*Requirement*. Give the number of lines below that contain "content", with no other output.

(A block of data)
%%

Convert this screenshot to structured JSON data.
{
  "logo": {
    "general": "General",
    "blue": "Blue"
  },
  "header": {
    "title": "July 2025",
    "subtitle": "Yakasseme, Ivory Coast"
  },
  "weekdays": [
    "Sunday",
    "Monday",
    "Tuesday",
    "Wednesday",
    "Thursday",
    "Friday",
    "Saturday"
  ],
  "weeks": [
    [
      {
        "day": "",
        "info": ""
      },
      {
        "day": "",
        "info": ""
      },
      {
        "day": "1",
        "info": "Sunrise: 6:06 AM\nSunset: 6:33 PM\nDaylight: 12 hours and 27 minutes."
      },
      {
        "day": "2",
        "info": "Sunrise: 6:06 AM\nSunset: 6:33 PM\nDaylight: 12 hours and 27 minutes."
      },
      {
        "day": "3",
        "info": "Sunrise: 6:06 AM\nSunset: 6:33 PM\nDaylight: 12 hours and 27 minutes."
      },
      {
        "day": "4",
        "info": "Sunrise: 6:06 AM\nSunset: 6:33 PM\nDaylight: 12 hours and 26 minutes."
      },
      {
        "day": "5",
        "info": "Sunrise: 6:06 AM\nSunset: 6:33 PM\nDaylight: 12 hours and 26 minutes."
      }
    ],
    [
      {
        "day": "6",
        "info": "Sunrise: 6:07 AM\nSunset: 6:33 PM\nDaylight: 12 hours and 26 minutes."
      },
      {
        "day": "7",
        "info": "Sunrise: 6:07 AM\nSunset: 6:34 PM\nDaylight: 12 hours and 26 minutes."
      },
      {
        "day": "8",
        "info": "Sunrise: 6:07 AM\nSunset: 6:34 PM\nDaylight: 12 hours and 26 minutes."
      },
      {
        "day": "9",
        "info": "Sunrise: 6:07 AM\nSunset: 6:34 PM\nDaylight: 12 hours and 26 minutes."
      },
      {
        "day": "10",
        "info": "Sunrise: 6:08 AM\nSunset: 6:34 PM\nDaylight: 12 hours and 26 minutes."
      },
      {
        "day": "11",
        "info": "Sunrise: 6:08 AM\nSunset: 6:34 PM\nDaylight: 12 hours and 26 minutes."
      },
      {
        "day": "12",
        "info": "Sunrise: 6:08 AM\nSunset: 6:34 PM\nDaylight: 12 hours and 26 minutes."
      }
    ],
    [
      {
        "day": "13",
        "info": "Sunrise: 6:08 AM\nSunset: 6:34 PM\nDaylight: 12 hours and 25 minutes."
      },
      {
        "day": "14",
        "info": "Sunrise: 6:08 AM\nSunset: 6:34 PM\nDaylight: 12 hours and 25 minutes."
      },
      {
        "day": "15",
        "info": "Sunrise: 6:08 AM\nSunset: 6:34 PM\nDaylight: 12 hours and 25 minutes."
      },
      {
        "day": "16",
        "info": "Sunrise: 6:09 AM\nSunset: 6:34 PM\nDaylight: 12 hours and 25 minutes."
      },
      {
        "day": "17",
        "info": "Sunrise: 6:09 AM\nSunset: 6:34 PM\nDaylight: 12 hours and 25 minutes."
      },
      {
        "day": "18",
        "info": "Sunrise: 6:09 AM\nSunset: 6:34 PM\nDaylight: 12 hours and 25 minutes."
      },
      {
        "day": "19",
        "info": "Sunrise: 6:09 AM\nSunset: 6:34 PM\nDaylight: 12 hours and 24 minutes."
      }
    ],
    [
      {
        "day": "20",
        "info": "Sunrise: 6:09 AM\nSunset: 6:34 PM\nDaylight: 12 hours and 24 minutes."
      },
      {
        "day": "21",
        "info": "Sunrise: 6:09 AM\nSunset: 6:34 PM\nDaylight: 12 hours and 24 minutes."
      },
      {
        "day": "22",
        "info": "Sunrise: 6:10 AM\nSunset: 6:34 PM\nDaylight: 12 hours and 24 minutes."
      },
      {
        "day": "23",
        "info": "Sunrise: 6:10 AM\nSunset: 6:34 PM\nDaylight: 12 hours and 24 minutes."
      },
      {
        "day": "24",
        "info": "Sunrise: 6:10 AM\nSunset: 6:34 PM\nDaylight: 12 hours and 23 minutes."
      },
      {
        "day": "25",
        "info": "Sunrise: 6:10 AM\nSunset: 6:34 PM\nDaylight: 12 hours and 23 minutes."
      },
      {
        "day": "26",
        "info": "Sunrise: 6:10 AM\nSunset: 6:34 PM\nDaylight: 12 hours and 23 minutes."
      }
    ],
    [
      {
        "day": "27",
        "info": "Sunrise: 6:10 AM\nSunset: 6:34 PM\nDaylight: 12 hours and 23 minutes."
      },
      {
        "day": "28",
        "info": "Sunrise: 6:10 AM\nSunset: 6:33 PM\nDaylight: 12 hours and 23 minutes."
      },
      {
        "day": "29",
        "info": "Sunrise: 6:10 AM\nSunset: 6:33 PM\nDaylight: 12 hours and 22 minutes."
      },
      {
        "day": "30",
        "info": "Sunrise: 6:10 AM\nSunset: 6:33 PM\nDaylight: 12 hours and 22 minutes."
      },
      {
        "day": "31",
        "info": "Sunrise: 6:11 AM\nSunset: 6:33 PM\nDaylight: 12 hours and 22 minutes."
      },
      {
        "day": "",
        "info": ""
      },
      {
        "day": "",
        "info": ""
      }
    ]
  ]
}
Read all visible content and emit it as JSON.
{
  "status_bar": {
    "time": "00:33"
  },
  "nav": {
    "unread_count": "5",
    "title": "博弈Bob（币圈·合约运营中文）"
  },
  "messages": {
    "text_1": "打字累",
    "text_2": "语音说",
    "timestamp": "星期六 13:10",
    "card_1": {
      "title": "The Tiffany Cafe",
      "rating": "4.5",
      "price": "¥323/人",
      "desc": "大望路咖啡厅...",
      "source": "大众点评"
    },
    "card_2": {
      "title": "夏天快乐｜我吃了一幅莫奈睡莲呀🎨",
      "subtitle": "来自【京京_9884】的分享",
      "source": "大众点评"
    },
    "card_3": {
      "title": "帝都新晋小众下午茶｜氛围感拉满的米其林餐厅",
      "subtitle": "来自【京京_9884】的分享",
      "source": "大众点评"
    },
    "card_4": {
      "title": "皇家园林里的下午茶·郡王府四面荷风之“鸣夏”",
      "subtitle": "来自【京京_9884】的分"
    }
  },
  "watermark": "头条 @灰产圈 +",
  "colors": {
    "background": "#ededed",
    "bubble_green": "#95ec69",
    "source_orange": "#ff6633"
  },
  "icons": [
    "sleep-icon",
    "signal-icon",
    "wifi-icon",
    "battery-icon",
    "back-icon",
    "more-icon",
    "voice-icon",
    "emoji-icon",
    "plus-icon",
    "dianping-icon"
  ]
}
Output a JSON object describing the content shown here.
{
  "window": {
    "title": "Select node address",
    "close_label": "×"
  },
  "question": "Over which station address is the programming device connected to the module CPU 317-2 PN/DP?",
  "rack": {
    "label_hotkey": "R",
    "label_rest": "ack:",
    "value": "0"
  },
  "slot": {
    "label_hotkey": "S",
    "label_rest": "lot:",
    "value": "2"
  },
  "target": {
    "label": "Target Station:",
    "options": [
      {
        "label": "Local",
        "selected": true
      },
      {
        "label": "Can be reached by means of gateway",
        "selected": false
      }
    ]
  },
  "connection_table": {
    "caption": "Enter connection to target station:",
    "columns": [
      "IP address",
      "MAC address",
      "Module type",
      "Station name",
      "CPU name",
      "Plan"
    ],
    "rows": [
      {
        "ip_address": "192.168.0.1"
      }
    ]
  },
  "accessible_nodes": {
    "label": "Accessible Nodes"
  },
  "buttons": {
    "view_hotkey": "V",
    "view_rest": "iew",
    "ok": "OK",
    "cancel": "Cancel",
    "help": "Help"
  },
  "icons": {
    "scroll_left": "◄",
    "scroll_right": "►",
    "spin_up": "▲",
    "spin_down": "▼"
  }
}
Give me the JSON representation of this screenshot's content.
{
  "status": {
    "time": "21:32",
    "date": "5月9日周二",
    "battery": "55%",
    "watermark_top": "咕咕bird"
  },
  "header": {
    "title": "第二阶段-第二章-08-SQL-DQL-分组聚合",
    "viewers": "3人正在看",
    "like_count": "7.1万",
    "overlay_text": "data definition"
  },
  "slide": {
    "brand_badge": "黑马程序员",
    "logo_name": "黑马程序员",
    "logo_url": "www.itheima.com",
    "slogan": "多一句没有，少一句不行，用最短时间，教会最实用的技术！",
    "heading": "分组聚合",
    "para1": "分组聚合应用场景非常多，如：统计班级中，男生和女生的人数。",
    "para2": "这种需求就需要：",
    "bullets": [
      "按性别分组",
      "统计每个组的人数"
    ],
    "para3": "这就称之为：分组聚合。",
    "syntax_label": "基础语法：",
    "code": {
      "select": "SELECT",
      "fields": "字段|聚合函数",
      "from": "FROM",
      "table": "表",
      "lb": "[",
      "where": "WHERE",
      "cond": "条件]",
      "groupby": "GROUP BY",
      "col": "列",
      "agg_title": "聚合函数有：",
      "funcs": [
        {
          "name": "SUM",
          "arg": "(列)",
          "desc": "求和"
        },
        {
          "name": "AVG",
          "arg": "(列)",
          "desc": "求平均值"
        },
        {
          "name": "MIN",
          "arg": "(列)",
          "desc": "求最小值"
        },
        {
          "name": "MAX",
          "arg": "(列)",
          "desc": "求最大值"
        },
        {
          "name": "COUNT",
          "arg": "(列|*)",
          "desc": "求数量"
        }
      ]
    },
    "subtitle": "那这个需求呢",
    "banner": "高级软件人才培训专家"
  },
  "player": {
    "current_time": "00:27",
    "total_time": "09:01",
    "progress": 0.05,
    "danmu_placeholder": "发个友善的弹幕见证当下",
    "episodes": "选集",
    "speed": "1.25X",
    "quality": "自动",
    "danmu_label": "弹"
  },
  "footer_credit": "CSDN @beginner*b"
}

%%

*Solution*. 3